**WHAT THE TASK REQUIRES:** Rewrite the lines from the one containing "- row-number: 5: [178, 849, 198, 883]" through the one containing "- table-row: 3", putting "Snack" wherever "Food" appears and changing nothing else.

**MATERIAL TO PROCESS:**
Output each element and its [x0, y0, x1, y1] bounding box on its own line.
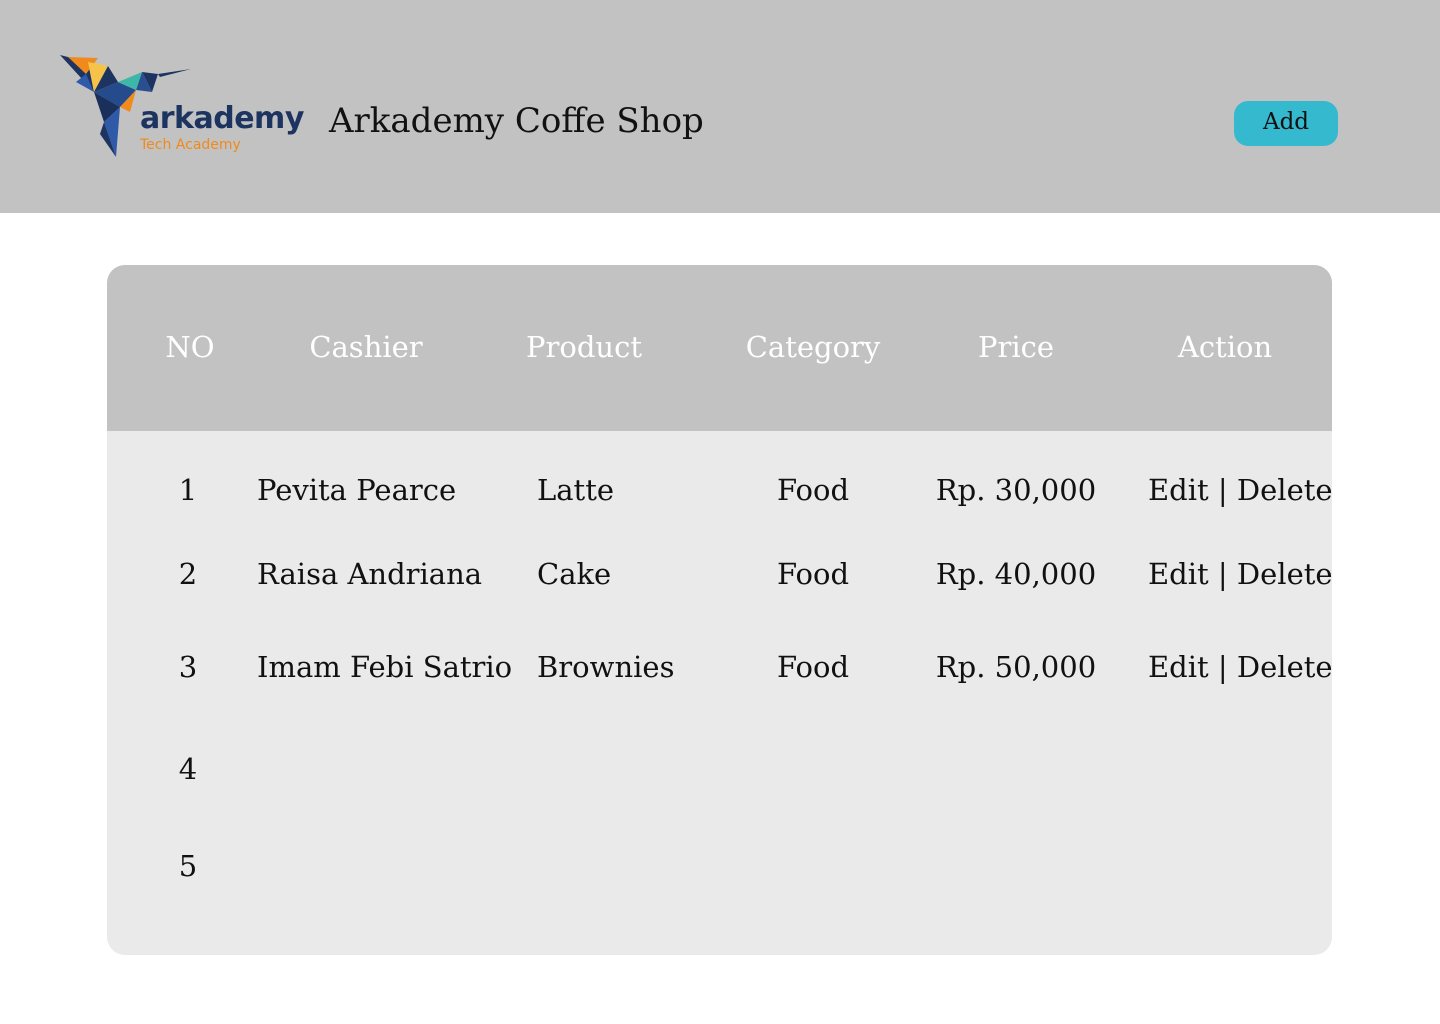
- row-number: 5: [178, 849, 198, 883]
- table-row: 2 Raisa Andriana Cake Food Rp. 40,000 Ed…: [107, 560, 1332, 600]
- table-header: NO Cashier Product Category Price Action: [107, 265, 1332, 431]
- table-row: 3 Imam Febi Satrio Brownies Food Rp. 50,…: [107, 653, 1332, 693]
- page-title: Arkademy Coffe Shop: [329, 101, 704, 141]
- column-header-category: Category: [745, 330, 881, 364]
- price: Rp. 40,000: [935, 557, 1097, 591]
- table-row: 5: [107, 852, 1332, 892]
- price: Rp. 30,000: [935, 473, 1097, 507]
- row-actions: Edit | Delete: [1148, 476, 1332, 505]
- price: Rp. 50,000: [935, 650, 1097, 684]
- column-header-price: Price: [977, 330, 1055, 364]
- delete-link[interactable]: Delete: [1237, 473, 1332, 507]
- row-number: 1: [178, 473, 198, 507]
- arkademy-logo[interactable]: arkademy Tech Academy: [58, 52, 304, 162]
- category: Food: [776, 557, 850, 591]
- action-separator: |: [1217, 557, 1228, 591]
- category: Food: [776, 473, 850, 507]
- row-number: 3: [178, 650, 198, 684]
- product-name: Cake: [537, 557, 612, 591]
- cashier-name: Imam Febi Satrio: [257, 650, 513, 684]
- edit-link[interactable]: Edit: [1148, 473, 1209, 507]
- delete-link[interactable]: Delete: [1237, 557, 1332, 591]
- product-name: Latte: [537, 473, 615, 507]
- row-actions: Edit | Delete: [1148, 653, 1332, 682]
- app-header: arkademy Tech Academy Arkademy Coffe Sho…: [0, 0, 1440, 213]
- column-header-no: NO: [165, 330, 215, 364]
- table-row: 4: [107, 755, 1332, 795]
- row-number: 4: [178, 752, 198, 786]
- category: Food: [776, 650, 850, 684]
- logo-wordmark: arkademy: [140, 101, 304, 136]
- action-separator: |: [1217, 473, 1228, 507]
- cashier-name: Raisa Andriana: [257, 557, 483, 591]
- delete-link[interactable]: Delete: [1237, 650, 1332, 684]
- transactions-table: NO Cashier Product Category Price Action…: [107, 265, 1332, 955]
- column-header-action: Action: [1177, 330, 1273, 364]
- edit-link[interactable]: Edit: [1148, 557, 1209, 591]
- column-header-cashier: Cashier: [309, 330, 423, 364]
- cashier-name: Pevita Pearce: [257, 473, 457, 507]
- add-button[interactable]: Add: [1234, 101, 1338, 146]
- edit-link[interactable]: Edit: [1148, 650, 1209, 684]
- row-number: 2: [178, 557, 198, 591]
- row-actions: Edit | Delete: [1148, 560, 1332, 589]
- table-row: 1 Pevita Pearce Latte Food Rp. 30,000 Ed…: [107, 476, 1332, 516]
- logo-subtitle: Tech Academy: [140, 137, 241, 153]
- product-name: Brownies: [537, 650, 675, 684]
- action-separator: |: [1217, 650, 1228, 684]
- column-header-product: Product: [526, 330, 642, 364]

**EXERCISE RESPONSE:**
- row-number: 5: [178, 849, 198, 883]
- table-row: 2 Raisa Andriana Cake Snack Rp. 40,000 Ed…: [107, 560, 1332, 600]
- table-header: NO Cashier Product Category Price Action: [107, 265, 1332, 431]
- table-row: 3 Imam Febi Satrio Brownies Snack Rp. 50,…: [107, 653, 1332, 693]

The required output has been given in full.